··· Record extracts

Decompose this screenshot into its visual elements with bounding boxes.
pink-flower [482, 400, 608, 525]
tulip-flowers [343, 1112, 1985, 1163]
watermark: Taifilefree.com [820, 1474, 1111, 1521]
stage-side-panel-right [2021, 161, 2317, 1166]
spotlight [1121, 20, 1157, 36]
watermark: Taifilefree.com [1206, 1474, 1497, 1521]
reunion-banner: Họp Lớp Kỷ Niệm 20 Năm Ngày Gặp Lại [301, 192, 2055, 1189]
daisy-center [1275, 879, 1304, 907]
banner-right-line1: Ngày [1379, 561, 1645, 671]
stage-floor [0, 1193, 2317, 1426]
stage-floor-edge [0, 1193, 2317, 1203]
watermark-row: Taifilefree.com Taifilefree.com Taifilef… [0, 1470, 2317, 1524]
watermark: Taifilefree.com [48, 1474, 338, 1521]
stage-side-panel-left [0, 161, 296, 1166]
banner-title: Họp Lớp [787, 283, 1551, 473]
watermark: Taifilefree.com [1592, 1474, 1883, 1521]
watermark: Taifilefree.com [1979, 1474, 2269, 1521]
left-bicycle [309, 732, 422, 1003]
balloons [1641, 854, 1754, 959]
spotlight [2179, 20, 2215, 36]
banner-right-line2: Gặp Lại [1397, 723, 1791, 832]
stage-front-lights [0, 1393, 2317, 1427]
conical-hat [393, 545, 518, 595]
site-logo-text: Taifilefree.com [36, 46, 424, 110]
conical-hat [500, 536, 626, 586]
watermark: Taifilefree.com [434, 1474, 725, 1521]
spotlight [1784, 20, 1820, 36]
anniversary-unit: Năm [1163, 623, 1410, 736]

······

◆ **Task prompt**: Reproduce every line of the records above, character for character, with nothing changed or left out.

◆ **Task response**:
Decompose this screenshot into its visual elements with bounding boxes.
pink-flower [482, 400, 608, 525]
tulip-flowers [343, 1112, 1985, 1163]
watermark: Taifilefree.com [820, 1474, 1111, 1521]
stage-side-panel-right [2021, 161, 2317, 1166]
spotlight [1121, 20, 1157, 36]
watermark: Taifilefree.com [1206, 1474, 1497, 1521]
reunion-banner: Họp Lớp Kỷ Niệm 20 Năm Ngày Gặp Lại [301, 192, 2055, 1189]
daisy-center [1275, 879, 1304, 907]
banner-right-line1: Ngày [1379, 561, 1645, 671]
stage-floor [0, 1193, 2317, 1426]
stage-floor-edge [0, 1193, 2317, 1203]
watermark-row: Taifilefree.com Taifilefree.com Taifilef… [0, 1470, 2317, 1524]
watermark: Taifilefree.com [48, 1474, 338, 1521]
stage-side-panel-left [0, 161, 296, 1166]
banner-title: Họp Lớp [787, 283, 1551, 473]
watermark: Taifilefree.com [1592, 1474, 1883, 1521]
watermark: Taifilefree.com [1979, 1474, 2269, 1521]
left-bicycle [309, 732, 422, 1003]
balloons [1641, 854, 1754, 959]
spotlight [2179, 20, 2215, 36]
banner-right-line2: Gặp Lại [1397, 723, 1791, 832]
stage-front-lights [0, 1393, 2317, 1427]
conical-hat [393, 545, 518, 595]
site-logo-text: Taifilefree.com [36, 46, 424, 110]
conical-hat [500, 536, 626, 586]
watermark: Taifilefree.com [434, 1474, 725, 1521]
spotlight [1784, 20, 1820, 36]
anniversary-unit: Năm [1163, 623, 1410, 736]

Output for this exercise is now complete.